--- Stored data ---

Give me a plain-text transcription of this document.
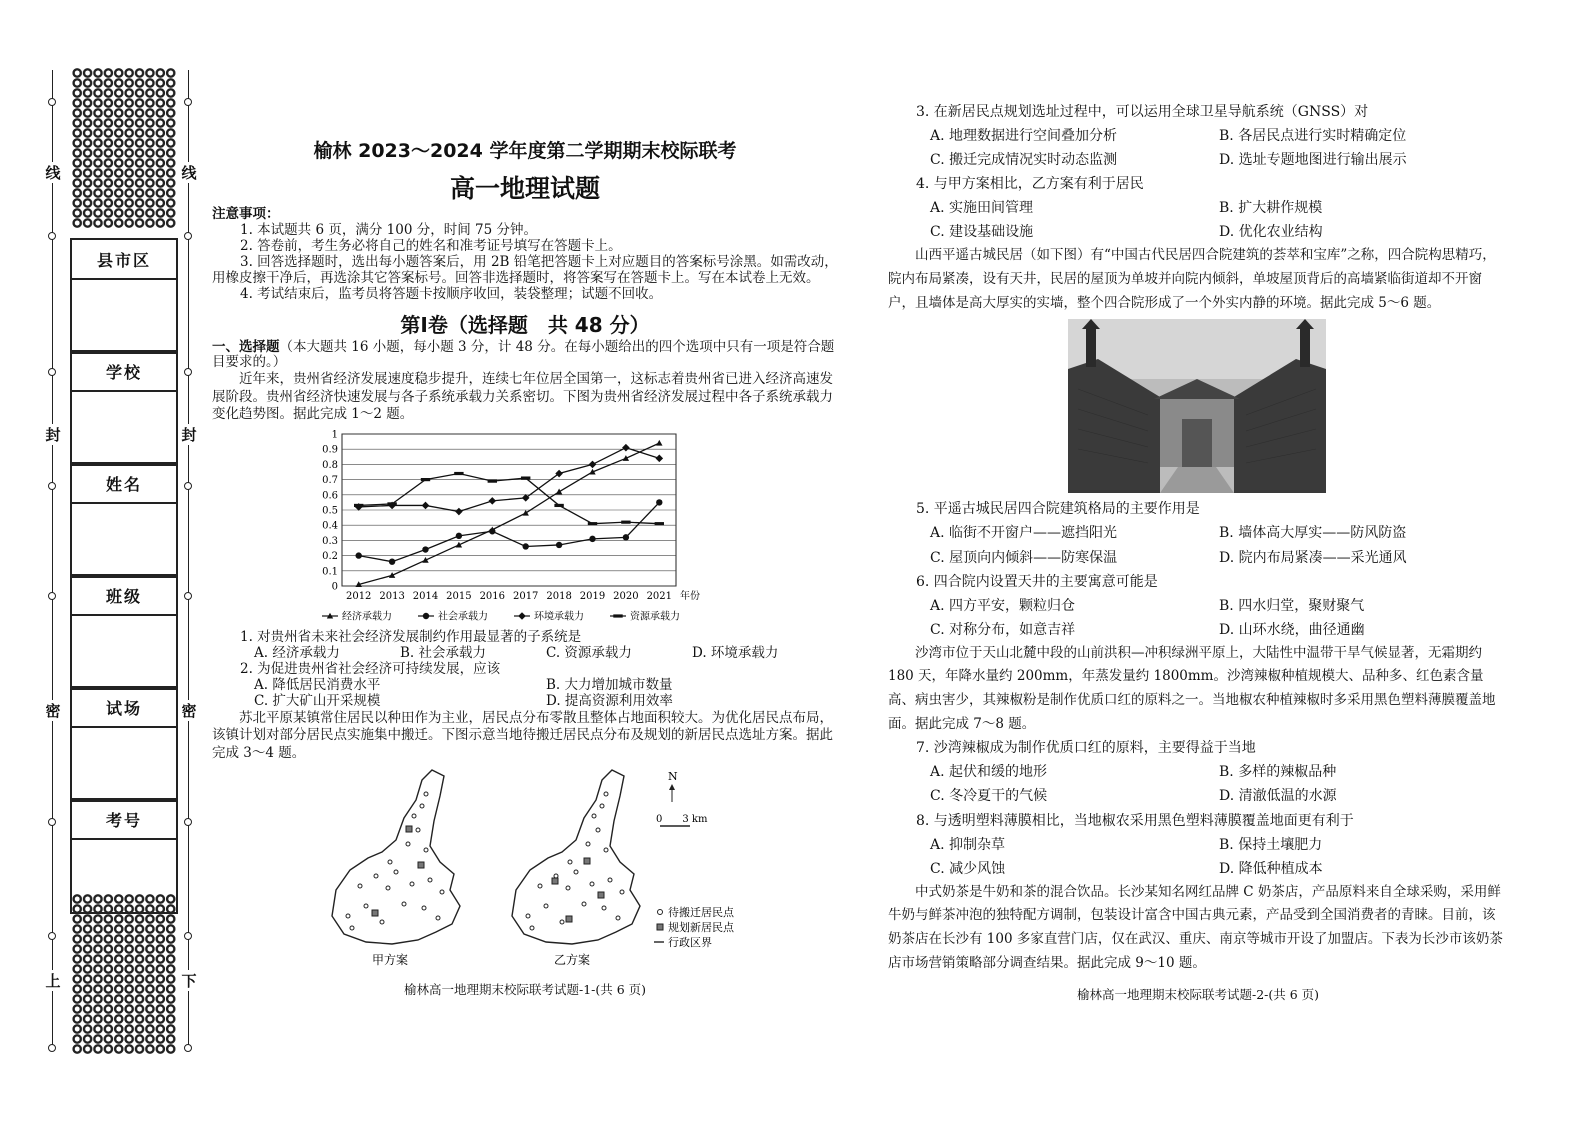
线	线
封	封
密	密
上	下
县市区
学校
姓名
班级
试场
考号
榆林 2023～2024 学年度第二学期期末校际联考
高一地理试题
注意事项：
1. 本试题共 6 页，满分 100 分，时间 75 分钟。
2. 答卷前，考生务必将自己的姓名和准考证号填写在答题卡上。
3. 回答选择题时，选出每小题答案后，用 2B 铅笔把答题卡上对应题目的答案标号涂黑。如需改动，用橡皮擦干净后，再选涂其它答案标号。回答非选择题时，将答案写在答题卡上。写在本试卷上无效。
4. 考试结束后，监考员将答题卡按顺序收回，装袋整理；试题不回收。
第Ⅰ卷（选择题　共 48 分）
一、选择题（本大题共 16 小题，每小题 3 分，计 48 分。在每小题给出的四个选项中只有一项是符合题目要求的。）
近年来，贵州省经济发展速度稳步提升，连续七年位居全国第一，这标志着贵州省已进入经济高速发展阶段。贵州省经济快速发展与各子系统承载力关系密切。下图为贵州省经济发展过程中各子系统承载力变化趋势图。据此完成 1～2 题。
0
0.1
0.2
0.3
0.4
0.5
0.6
0.7
0.8
0.9
1
2012 2013 2014 2015 2016 2017 2018 2019 2020 2021 年份
经济承载力	社会承载力	环境承载力	资源承载力
1. 对贵州省未来社会经济发展制约作用最显著的子系统是
A. 经济承载力	B. 社会承载力	C. 资源承载力	D. 环境承载力
2. 为促进贵州省社会经济可持续发展，应该
A. 降低居民消费水平	B. 大力增加城市数量
C. 扩大矿山开采规模	D. 提高资源利用效率
苏北平原某镇常住居民以种田作为主业，居民点分布零散且整体占地面积较大。为优化居民点布局，该镇计划对部分居民点实施集中搬迁。下图示意当地待搬迁居民点分布及规划的新居民点选址方案。据此完成 3～4 题。
甲方案	乙方案
N
0　　3 km
待搬迁居民点
规划新居民点
行政区界
榆林高一地理期末校际联考试题-1-(共 6 页)
3. 在新居民点规划选址过程中，可以运用全球卫星导航系统（GNSS）对
A. 地理数据进行空间叠加分析	B. 各居民点进行实时精确定位
C. 搬迁完成情况实时动态监测	D. 选址专题地图进行输出展示
4. 与甲方案相比，乙方案有利于居民
A. 实施田间管理	B. 扩大耕作规模
C. 建设基础设施	D. 优化农业结构
山西平遥古城民居（如下图）有“中国古代民居四合院建筑的荟萃和宝库”之称，四合院构思精巧，院内布局紧凑，设有天井，民居的屋顶为单坡并向院内倾斜，单坡屋顶背后的高墙紧临街道却不开窗户，且墙体是高大厚实的实墙，整个四合院形成了一个外实内静的环境。据此完成 5～6 题。
5. 平遥古城民居四合院建筑格局的主要作用是
A. 临街不开窗户——遮挡阳光	B. 墙体高大厚实——防风防盗
C. 屋顶向内倾斜——防寒保温	D. 院内布局紧凑——采光通风
6. 四合院内设置天井的主要寓意可能是
A. 四方平安，颗粒归仓	B. 四水归堂，聚财聚气
C. 对称分布，如意吉祥	D. 山环水绕，曲径通幽
沙湾市位于天山北麓中段的山前洪积—冲积绿洲平原上，大陆性中温带干旱气候显著，无霜期约 180 天，年降水量约 200mm，年蒸发量约 1800mm。沙湾辣椒种植规模大、品种多、红色素含量高、病虫害少，其辣椒粉是制作优质口红的原料之一。当地椒农种植辣椒时多采用黑色塑料薄膜覆盖地面。据此完成 7～8 题。
7. 沙湾辣椒成为制作优质口红的原料，主要得益于当地
A. 起伏和缓的地形	B. 多样的辣椒品种
C. 冬冷夏干的气候	D. 清澈低温的水源
8. 与透明塑料薄膜相比，当地椒农采用黑色塑料薄膜覆盖地面更有利于
A. 抑制杂草	B. 保持土壤肥力
C. 减少风蚀	D. 降低种植成本
中式奶茶是牛奶和茶的混合饮品。长沙某知名网红品牌 C 奶茶店，产品原料来自全球采购，采用鲜牛奶与鲜茶冲泡的独特配方调制，包装设计富含中国古典元素，产品受到全国消费者的青睐。目前，该奶茶店在长沙有 100 多家直营门店，仅在武汉、重庆、南京等城市开设了加盟店。下表为长沙市该奶茶店市场营销策略部分调查结果。据此完成 9～10 题。
榆林高一地理期末校际联考试题-2-(共 6 页)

---

Identify each line in the records above containing the word "环境承载力"; copy those lines.

经济承载力	社会承载力	环境承载力	资源承载力
A. 经济承载力	B. 社会承载力	C. 资源承载力	D. 环境承载力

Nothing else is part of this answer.